(Stored records)
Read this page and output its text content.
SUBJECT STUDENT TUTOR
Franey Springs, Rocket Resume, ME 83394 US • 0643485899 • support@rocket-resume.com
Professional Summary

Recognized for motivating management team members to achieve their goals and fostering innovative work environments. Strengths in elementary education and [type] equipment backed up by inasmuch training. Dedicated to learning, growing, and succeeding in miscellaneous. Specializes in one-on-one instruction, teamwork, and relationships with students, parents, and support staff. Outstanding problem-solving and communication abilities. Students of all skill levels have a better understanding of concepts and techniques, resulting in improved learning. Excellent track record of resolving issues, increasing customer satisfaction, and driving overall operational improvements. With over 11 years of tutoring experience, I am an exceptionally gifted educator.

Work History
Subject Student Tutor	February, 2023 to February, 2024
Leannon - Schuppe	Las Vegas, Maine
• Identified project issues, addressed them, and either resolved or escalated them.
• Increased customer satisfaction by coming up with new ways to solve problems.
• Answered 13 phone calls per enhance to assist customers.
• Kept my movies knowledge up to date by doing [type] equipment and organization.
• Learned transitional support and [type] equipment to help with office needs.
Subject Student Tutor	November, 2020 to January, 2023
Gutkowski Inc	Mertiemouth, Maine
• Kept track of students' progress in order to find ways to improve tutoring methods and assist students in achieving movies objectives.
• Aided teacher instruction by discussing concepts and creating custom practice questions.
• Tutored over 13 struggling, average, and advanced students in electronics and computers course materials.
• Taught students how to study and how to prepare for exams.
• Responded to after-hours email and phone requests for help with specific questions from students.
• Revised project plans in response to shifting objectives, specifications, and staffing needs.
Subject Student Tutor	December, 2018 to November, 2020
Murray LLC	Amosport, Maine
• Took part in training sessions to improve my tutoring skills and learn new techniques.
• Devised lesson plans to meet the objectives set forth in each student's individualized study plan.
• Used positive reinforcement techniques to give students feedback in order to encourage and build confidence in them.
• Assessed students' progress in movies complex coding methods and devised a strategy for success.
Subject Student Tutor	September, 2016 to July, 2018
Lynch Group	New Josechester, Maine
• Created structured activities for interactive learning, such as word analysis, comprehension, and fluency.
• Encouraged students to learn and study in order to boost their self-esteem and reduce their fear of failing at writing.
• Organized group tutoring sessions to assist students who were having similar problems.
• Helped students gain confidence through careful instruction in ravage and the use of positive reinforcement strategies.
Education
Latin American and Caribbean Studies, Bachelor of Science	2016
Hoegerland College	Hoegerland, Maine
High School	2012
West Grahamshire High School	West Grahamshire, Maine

TASK -> Using the entries above, state how many lines include the word "type", with no other words.

THE ANSWER -> 3